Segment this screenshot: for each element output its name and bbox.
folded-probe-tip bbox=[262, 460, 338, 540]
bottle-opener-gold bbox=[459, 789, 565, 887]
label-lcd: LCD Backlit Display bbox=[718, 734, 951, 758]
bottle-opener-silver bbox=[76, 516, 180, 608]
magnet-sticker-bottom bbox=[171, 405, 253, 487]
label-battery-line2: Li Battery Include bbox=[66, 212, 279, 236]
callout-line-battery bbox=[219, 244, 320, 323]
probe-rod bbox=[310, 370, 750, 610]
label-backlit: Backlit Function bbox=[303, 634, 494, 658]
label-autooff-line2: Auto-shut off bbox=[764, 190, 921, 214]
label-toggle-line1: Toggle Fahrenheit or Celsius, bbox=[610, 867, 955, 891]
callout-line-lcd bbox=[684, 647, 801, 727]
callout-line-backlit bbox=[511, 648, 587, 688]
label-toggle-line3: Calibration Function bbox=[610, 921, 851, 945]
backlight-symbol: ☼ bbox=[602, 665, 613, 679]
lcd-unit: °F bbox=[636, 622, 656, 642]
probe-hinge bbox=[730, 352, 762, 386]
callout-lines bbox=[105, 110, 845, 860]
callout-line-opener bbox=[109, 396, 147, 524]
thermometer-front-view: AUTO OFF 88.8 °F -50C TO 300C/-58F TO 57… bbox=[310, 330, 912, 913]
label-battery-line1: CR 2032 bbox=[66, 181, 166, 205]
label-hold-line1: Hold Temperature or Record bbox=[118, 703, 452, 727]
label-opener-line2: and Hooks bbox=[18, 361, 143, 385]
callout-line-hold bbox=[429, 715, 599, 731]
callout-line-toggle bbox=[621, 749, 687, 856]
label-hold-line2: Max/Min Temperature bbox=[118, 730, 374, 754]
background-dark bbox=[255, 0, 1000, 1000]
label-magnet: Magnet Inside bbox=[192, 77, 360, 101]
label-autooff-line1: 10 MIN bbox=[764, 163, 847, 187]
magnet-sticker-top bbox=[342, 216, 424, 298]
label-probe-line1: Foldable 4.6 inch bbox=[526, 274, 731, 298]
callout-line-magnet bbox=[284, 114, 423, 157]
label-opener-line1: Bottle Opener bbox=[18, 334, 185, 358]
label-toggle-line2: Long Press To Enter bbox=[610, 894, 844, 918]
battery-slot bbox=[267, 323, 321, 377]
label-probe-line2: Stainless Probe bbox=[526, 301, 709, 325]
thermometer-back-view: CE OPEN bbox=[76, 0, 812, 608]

**Requirement**
Reproduce every line of the data above without any changes.

**Finished exercise**
Segment this screenshot: for each element output its name and bbox.
folded-probe-tip bbox=[262, 460, 338, 540]
bottle-opener-gold bbox=[459, 789, 565, 887]
label-lcd: LCD Backlit Display bbox=[718, 734, 951, 758]
bottle-opener-silver bbox=[76, 516, 180, 608]
magnet-sticker-bottom bbox=[171, 405, 253, 487]
label-battery-line2: Li Battery Include bbox=[66, 212, 279, 236]
callout-line-battery bbox=[219, 244, 320, 323]
probe-rod bbox=[310, 370, 750, 610]
label-backlit: Backlit Function bbox=[303, 634, 494, 658]
label-autooff-line2: Auto-shut off bbox=[764, 190, 921, 214]
label-toggle-line1: Toggle Fahrenheit or Celsius, bbox=[610, 867, 955, 891]
callout-line-lcd bbox=[684, 647, 801, 727]
callout-line-backlit bbox=[511, 648, 587, 688]
label-toggle-line3: Calibration Function bbox=[610, 921, 851, 945]
backlight-symbol: ☼ bbox=[602, 665, 613, 679]
lcd-unit: °F bbox=[636, 622, 656, 642]
probe-hinge bbox=[730, 352, 762, 386]
callout-lines bbox=[105, 110, 845, 860]
callout-line-opener bbox=[109, 396, 147, 524]
thermometer-front-view: AUTO OFF 88.8 °F -50C TO 300C/-58F TO 57… bbox=[310, 330, 912, 913]
label-battery-line1: CR 2032 bbox=[66, 181, 166, 205]
label-hold-line1: Hold Temperature or Record bbox=[118, 703, 452, 727]
label-opener-line2: and Hooks bbox=[18, 361, 143, 385]
callout-line-hold bbox=[429, 715, 599, 731]
callout-line-toggle bbox=[621, 749, 687, 856]
label-hold-line2: Max/Min Temperature bbox=[118, 730, 374, 754]
background-dark bbox=[255, 0, 1000, 1000]
label-magnet: Magnet Inside bbox=[192, 77, 360, 101]
label-autooff-line1: 10 MIN bbox=[764, 163, 847, 187]
magnet-sticker-top bbox=[342, 216, 424, 298]
label-probe-line1: Foldable 4.6 inch bbox=[526, 274, 731, 298]
callout-line-magnet bbox=[284, 114, 423, 157]
label-opener-line1: Bottle Opener bbox=[18, 334, 185, 358]
label-toggle-line2: Long Press To Enter bbox=[610, 894, 844, 918]
battery-slot bbox=[267, 323, 321, 377]
label-probe-line2: Stainless Probe bbox=[526, 301, 709, 325]
thermometer-back-view: CE OPEN bbox=[76, 0, 812, 608]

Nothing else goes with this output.